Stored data
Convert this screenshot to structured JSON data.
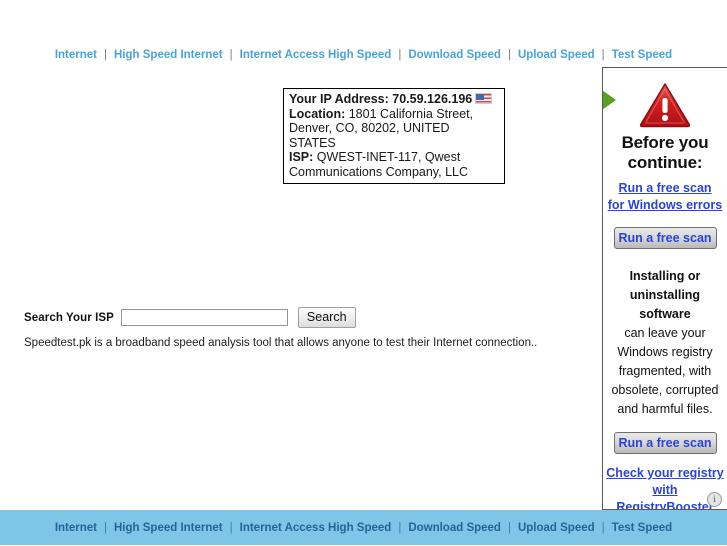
{
  "top_nav": {
    "separator": "|",
    "links": [
      "Internet",
      "High Speed Internet",
      "Internet Access High Speed",
      "Download Speed",
      "Upload Speed",
      "Test Speed"
    ]
  },
  "ip_box": {
    "ip_label": "Your IP Address:",
    "ip_value": "70.59.126.196",
    "flag_icon": "us-flag-icon",
    "location_label": "Location:",
    "location_value": "1801 California Street, Denver, CO, 80202, UNITED STATES",
    "isp_label": "ISP:",
    "isp_value": "QWEST-INET-117, Qwest Communications Company, LLC"
  },
  "search": {
    "label": "Search Your ISP",
    "input_value": "",
    "input_placeholder": "",
    "button_label": "Search"
  },
  "tagline": "Speedtest.pk is a broadband speed analysis tool that allows anyone to test their Internet connection..",
  "ad": {
    "arrow_icon": "green-right-arrow-icon",
    "warning_icon": "red-warning-triangle-icon",
    "headline_line1": "Before you",
    "headline_line2": "continue:",
    "top_link_line1": "Run a free scan",
    "top_link_line2": "for Windows errors",
    "scan_button_top": "Run a free scan",
    "body_bold_line1": "Installing or",
    "body_bold_line2": "uninstalling",
    "body_bold_line3": "software",
    "body_line4": "can leave your",
    "body_line5": "Windows registry",
    "body_line6": "fragmented, with",
    "body_line7": "obsolete, corrupted",
    "body_line8": "and harmful files.",
    "scan_button_bottom": "Run a free scan",
    "bottom_link_line1": "Check your registry",
    "bottom_link_line2": "with RegistryBooster",
    "adchoices_icon": "adchoices-info-icon",
    "adchoices_glyph": "i"
  },
  "footer": {
    "separator": "|",
    "links": [
      "Internet",
      "High Speed Internet",
      "Internet Access High Speed",
      "Download Speed",
      "Upload Speed",
      "Test Speed"
    ]
  },
  "colors": {
    "top_nav_link": "#4aa3d8",
    "footer_bg": "#7ec6e8",
    "footer_link": "#28629b",
    "ad_link": "#2b44d8",
    "warning_red": "#d62222",
    "arrow_green": "#5a9e22"
  }
}
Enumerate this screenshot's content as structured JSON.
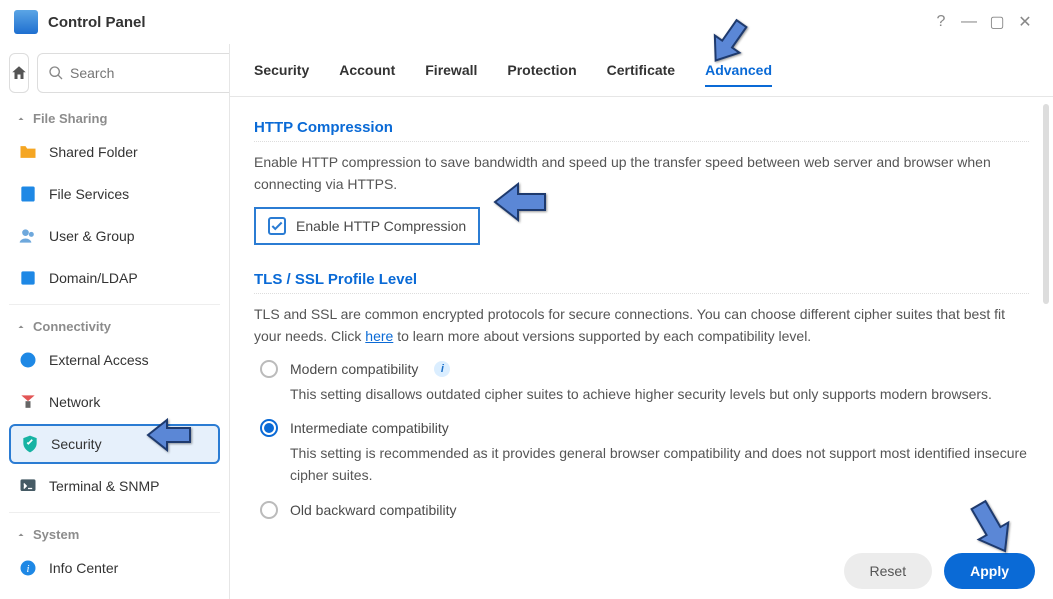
{
  "window": {
    "title": "Control Panel"
  },
  "search": {
    "placeholder": "Search"
  },
  "sidebar": {
    "groups": {
      "file_sharing": "File Sharing",
      "connectivity": "Connectivity",
      "system": "System"
    },
    "items": {
      "shared_folder": "Shared Folder",
      "file_services": "File Services",
      "user_group": "User & Group",
      "domain_ldap": "Domain/LDAP",
      "external_access": "External Access",
      "network": "Network",
      "security": "Security",
      "terminal_snmp": "Terminal & SNMP",
      "info_center": "Info Center"
    }
  },
  "tabs": {
    "security": "Security",
    "account": "Account",
    "firewall": "Firewall",
    "protection": "Protection",
    "certificate": "Certificate",
    "advanced": "Advanced"
  },
  "sections": {
    "http_compression": {
      "title": "HTTP Compression",
      "desc": "Enable HTTP compression to save bandwidth and speed up the transfer speed between web server and browser when connecting via HTTPS.",
      "checkbox_label": "Enable HTTP Compression",
      "checked": true
    },
    "tls": {
      "title": "TLS / SSL Profile Level",
      "desc_prefix": "TLS and SSL are common encrypted protocols for secure connections. You can choose different cipher suites that best fit your needs. Click ",
      "link_text": "here",
      "desc_suffix": " to learn more about versions supported by each compatibility level.",
      "options": {
        "modern": {
          "label": "Modern compatibility",
          "desc": "This setting disallows outdated cipher suites to achieve higher security levels but only supports modern browsers."
        },
        "intermediate": {
          "label": "Intermediate compatibility",
          "desc": "This setting is recommended as it provides general browser compatibility and does not support most identified insecure cipher suites."
        },
        "old": {
          "label": "Old backward compatibility"
        }
      },
      "selected": "intermediate"
    }
  },
  "footer": {
    "reset": "Reset",
    "apply": "Apply"
  }
}
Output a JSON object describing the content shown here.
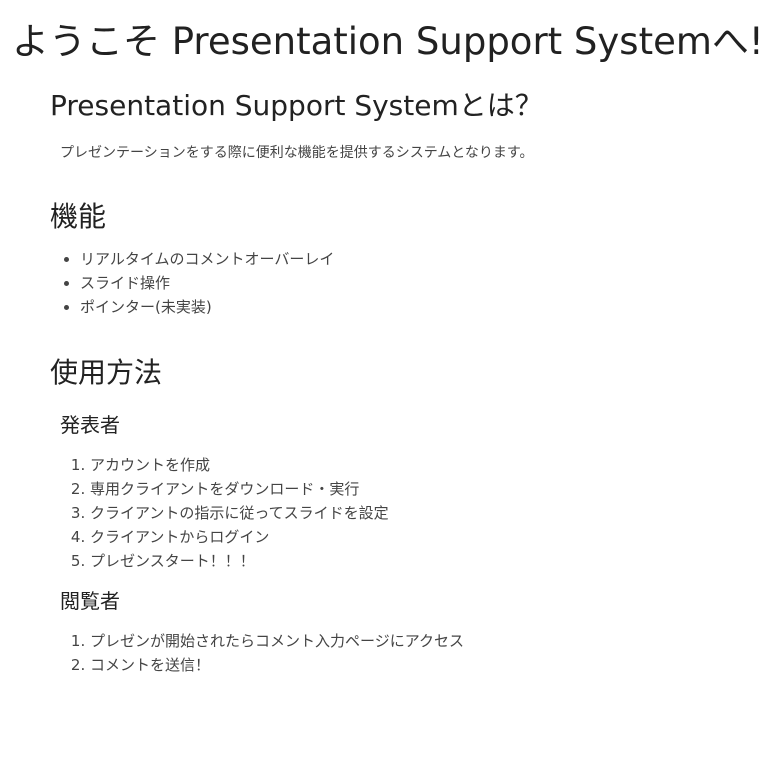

▶ [Goal]:
Output the data above without changes, apart from leaving out the pictures.

▶ [Answer to the task]:
Convert this screenshot to structured JSON data.
{
  "top_nav": {
    "separator": "|",
    "links": [
      "Internet",
      "High Speed Internet",
      "Internet Access High Speed",
      "Download Speed",
      "Upload Speed",
      "Test Speed"
    ]
  },
  "ip_box": {
    "ip_label": "Your IP Address:",
    "ip_value": "70.59.126.196",
    "flag_icon": "us-flag-icon",
    "location_label": "Location:",
    "location_value": "1801 California Street, Denver, CO, 80202, UNITED STATES",
    "isp_label": "ISP:",
    "isp_value": "QWEST-INET-117, Qwest Communications Company, LLC"
  },
  "search": {
    "label": "Search Your ISP",
    "input_value": "",
    "input_placeholder": "",
    "button_label": "Search"
  },
  "tagline": "Speedtest.pk is a broadband speed analysis tool that allows anyone to test their Internet connection..",
  "ad": {
    "arrow_icon": "green-right-arrow-icon",
    "warning_icon": "red-warning-triangle-icon",
    "headline_line1": "Before you",
    "headline_line2": "continue:",
    "top_link_line1": "Run a free scan",
    "top_link_line2": "for Windows errors",
    "scan_button_top": "Run a free scan",
    "body_bold_line1": "Installing or",
    "body_bold_line2": "uninstalling",
    "body_bold_line3": "software",
    "body_line4": "can leave your",
    "body_line5": "Windows registry",
    "body_line6": "fragmented, with",
    "body_line7": "obsolete, corrupted",
    "body_line8": "and harmful files.",
    "scan_button_bottom": "Run a free scan",
    "bottom_link_line1": "Check your registry",
    "bottom_link_line2": "with RegistryBooster",
    "adchoices_icon": "adchoices-info-icon",
    "adchoices_glyph": "i"
  },
  "footer": {
    "separator": "|",
    "links": [
      "Internet",
      "High Speed Internet",
      "Internet Access High Speed",
      "Download Speed",
      "Upload Speed",
      "Test Speed"
    ]
  },
  "colors": {
    "top_nav_link": "#4aa3d8",
    "footer_bg": "#7ec6e8",
    "footer_link": "#28629b",
    "ad_link": "#2b44d8",
    "warning_red": "#d62222",
    "arrow_green": "#5a9e22"
  }
}
Enumerate this screenshot's content as structured JSON.
{
  "window": {
    "title": "Control Panel"
  },
  "search": {
    "placeholder": "Search"
  },
  "sidebar": {
    "groups": {
      "file_sharing": "File Sharing",
      "connectivity": "Connectivity",
      "system": "System"
    },
    "items": {
      "shared_folder": "Shared Folder",
      "file_services": "File Services",
      "user_group": "User & Group",
      "domain_ldap": "Domain/LDAP",
      "external_access": "External Access",
      "network": "Network",
      "security": "Security",
      "terminal_snmp": "Terminal & SNMP",
      "info_center": "Info Center"
    }
  },
  "tabs": {
    "security": "Security",
    "account": "Account",
    "firewall": "Firewall",
    "protection": "Protection",
    "certificate": "Certificate",
    "advanced": "Advanced"
  },
  "sections": {
    "http_compression": {
      "title": "HTTP Compression",
      "desc": "Enable HTTP compression to save bandwidth and speed up the transfer speed between web server and browser when connecting via HTTPS.",
      "checkbox_label": "Enable HTTP Compression",
      "checked": true
    },
    "tls": {
      "title": "TLS / SSL Profile Level",
      "desc_prefix": "TLS and SSL are common encrypted protocols for secure connections. You can choose different cipher suites that best fit your needs. Click ",
      "link_text": "here",
      "desc_suffix": " to learn more about versions supported by each compatibility level.",
      "options": {
        "modern": {
          "label": "Modern compatibility",
          "desc": "This setting disallows outdated cipher suites to achieve higher security levels but only supports modern browsers."
        },
        "intermediate": {
          "label": "Intermediate compatibility",
          "desc": "This setting is recommended as it provides general browser compatibility and does not support most identified insecure cipher suites."
        },
        "old": {
          "label": "Old backward compatibility"
        }
      },
      "selected": "intermediate"
    }
  },
  "footer": {
    "reset": "Reset",
    "apply": "Apply"
  }
}
Output a JSON object describing the content shown here.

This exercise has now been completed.